◆ Problem description
Transcribe all the records exactly and omit any images they hold.

+-------+

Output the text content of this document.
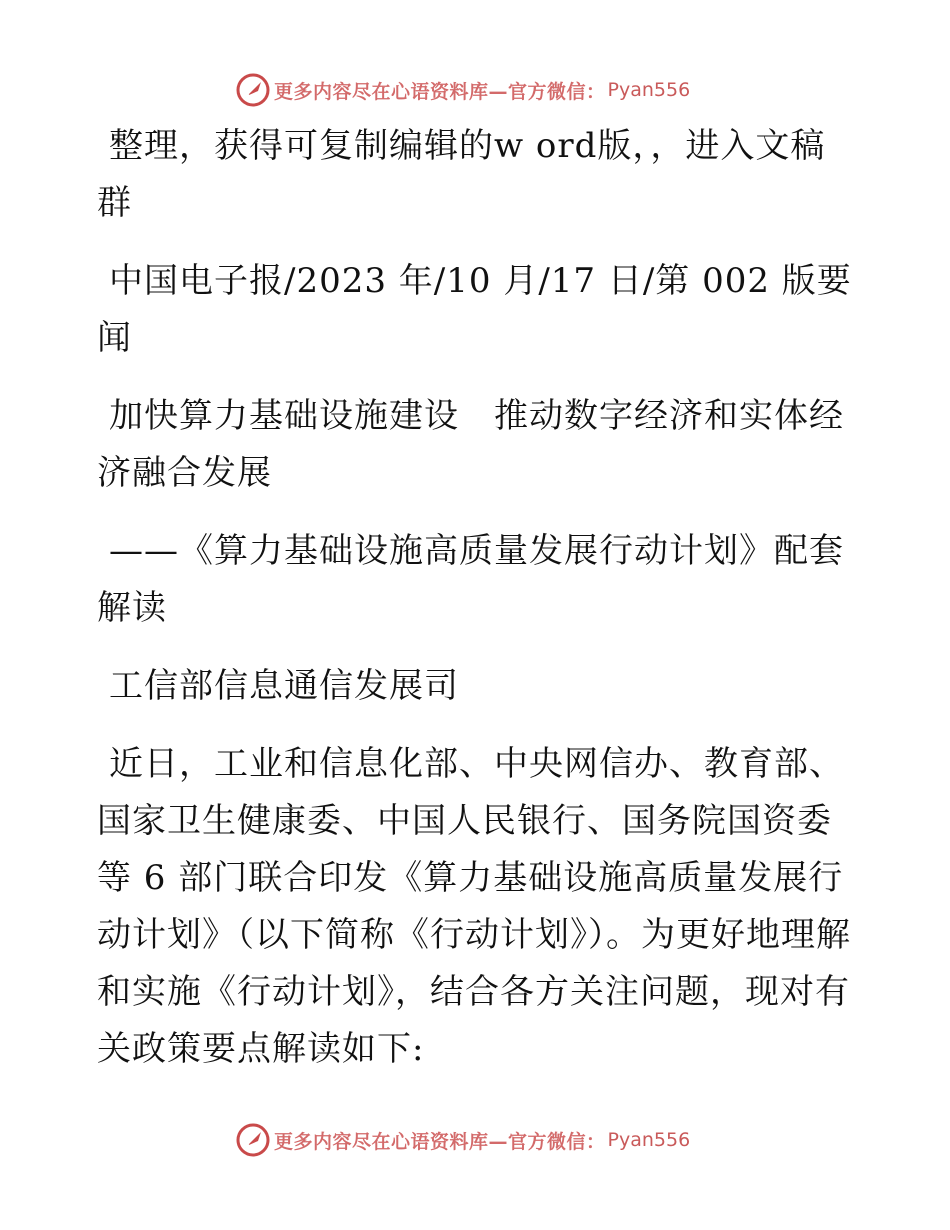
更多内容尽在心语资料库—官方微信： Pyan556

整理，获得可复制编辑的w ord版，，进入文稿群

中国电子报/2023 年/10 月/17 日/第 002 版要闻

加快算力基础设施建设　推动数字经济和实体经济融合发展

——《算力基础设施高质量发展行动计划》配套解读

工信部信息通信发展司

近日，工业和信息化部、中央网信办、教育部、国家卫生健康委、中国人民银行、国务院国资委等 6 部门联合印发《算力基础设施高质量发展行动计划》（以下简称《行动计划》）。为更好地理解和实施《行动计划》，结合各方关注问题，现对有关政策要点解读如下:

更多内容尽在心语资料库—官方微信： Pyan556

+-------+

◆ Output below
Output the text content of this document.
更多内容尽在心语资料库—官方微信： Pyan556

整理，获得可复制编辑的w ord版，，进入文稿群

中国电子报/2023 年/10 月/17 日/第 002 版要闻

加快算力基础设施建设　推动数字经济和实体经济融合发展

——《算力基础设施高质量发展行动计划》配套解读

工信部信息通信发展司

近日，工业和信息化部、中央网信办、教育部、国家卫生健康委、中国人民银行、国务院国资委等 6 部门联合印发《算力基础设施高质量发展行动计划》（以下简称《行动计划》）。为更好地理解和实施《行动计划》，结合各方关注问题，现对有关政策要点解读如下:

更多内容尽在心语资料库—官方微信： Pyan556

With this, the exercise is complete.